* Directive
Locate each line below that includes "object" and reproduce it.

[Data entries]
◇ ◇ ◇

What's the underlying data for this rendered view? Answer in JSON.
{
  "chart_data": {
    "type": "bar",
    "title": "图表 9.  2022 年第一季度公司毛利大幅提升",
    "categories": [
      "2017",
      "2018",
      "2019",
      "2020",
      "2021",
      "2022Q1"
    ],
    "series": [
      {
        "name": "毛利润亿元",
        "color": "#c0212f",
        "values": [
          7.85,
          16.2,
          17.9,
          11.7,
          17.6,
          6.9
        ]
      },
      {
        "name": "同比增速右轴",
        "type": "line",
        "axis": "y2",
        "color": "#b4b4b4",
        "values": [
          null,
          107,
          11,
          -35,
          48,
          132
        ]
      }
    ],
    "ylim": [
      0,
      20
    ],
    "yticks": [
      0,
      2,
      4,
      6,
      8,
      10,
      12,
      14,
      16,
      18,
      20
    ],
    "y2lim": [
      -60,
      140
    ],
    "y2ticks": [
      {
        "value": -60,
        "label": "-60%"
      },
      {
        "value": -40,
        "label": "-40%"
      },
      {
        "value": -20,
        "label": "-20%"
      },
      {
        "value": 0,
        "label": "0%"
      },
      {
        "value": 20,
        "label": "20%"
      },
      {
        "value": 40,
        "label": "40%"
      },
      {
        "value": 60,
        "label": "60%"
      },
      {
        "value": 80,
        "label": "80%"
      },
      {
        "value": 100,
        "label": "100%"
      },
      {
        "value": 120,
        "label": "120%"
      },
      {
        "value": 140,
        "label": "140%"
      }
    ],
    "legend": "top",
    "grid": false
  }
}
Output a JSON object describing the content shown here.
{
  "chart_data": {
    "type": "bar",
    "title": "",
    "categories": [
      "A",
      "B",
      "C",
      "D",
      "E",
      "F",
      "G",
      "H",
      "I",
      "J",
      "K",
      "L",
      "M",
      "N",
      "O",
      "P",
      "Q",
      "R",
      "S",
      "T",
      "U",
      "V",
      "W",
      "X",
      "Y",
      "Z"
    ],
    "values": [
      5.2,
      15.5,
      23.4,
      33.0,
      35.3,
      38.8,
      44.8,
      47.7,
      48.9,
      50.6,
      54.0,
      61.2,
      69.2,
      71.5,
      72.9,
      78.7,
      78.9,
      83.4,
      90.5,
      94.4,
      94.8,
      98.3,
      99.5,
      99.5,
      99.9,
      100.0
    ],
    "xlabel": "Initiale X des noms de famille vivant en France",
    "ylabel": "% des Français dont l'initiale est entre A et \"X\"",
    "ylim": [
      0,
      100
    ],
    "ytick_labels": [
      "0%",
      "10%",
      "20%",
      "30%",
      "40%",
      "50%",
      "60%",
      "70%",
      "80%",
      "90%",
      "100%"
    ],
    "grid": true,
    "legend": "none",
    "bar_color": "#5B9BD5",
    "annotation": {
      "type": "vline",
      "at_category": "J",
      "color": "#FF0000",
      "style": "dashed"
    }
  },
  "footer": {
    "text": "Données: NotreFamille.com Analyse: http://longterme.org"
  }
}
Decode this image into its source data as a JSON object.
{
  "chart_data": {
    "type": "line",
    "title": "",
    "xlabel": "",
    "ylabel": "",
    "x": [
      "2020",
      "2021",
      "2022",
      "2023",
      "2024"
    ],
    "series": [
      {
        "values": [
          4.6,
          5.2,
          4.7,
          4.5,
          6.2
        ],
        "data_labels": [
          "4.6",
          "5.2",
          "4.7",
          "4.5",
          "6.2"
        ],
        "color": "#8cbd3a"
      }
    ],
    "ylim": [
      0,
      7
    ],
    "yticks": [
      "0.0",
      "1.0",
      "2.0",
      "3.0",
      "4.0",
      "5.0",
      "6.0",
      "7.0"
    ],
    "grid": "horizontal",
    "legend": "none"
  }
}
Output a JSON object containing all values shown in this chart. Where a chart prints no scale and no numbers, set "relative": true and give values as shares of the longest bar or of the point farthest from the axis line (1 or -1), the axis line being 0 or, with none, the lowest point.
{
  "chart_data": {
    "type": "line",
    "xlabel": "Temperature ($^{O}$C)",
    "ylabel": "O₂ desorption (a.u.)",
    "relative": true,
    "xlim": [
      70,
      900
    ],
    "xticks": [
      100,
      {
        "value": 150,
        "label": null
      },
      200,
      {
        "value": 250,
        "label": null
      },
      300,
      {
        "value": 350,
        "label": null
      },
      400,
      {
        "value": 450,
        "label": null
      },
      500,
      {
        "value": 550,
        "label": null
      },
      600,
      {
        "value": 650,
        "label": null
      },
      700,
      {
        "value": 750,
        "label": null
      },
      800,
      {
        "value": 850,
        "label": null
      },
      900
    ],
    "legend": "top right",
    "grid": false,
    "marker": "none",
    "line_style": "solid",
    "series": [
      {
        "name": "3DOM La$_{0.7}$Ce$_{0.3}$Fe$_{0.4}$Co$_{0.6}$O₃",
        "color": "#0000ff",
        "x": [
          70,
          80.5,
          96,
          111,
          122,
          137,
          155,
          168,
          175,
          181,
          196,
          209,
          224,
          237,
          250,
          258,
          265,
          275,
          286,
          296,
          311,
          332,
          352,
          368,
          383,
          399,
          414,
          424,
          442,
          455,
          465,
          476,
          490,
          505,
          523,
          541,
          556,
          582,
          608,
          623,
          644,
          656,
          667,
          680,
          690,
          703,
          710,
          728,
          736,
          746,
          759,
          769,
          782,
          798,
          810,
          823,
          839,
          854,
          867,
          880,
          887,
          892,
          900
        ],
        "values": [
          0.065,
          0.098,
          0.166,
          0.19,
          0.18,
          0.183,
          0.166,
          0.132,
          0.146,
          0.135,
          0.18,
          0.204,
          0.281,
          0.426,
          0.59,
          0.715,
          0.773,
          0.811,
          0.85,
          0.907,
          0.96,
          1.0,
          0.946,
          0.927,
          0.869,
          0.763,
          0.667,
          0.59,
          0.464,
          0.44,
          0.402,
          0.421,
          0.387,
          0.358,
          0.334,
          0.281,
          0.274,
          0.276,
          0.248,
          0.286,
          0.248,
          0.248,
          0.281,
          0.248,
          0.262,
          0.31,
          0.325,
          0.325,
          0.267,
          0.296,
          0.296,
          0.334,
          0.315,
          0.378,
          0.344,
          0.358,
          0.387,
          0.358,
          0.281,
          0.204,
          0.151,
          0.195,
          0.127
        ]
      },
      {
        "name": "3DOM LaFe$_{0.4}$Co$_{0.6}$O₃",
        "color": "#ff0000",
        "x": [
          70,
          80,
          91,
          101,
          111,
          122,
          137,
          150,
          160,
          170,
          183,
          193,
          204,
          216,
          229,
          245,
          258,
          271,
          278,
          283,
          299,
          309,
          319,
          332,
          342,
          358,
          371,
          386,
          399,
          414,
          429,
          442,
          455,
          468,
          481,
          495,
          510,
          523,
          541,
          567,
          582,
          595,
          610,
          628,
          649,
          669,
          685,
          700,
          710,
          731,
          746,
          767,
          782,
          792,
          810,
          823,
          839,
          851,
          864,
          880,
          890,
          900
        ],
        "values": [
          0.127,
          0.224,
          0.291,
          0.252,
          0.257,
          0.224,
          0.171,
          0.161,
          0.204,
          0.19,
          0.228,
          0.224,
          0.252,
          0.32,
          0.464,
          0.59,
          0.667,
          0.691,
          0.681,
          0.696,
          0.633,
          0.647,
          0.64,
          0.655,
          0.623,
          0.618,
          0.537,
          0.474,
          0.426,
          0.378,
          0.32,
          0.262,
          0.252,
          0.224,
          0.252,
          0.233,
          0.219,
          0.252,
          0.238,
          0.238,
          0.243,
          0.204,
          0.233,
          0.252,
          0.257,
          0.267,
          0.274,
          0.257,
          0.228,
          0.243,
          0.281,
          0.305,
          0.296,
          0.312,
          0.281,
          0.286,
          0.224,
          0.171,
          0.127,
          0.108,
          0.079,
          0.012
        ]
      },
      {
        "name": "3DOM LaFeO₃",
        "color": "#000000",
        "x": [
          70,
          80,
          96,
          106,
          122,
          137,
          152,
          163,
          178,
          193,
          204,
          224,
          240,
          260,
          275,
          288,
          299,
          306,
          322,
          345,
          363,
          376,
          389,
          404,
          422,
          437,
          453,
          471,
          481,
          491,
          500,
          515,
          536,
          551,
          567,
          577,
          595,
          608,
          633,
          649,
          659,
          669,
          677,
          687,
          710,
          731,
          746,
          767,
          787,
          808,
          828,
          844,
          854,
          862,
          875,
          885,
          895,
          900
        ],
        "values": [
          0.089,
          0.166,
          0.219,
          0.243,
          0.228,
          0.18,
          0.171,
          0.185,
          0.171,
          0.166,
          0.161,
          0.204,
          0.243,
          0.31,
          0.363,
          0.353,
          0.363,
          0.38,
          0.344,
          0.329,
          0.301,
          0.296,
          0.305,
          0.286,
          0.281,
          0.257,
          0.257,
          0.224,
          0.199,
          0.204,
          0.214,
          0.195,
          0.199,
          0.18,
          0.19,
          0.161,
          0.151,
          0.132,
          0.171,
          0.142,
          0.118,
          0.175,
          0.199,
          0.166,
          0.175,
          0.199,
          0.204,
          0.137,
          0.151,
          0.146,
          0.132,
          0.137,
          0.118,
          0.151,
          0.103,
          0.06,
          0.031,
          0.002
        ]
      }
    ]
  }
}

◇ ◇ ◇

* Task answer
Output a JSON object describing the content shown here.
Decode this image into its source data as a JSON object.
Output a JSON object containing all values shown in this chart. Where a chart prints no scale and no numbers, set "relative": true and give values as shares of the longest bar or of the point farthest from the axis line (1 or -1), the axis line being 0 or, with none, the lowest point.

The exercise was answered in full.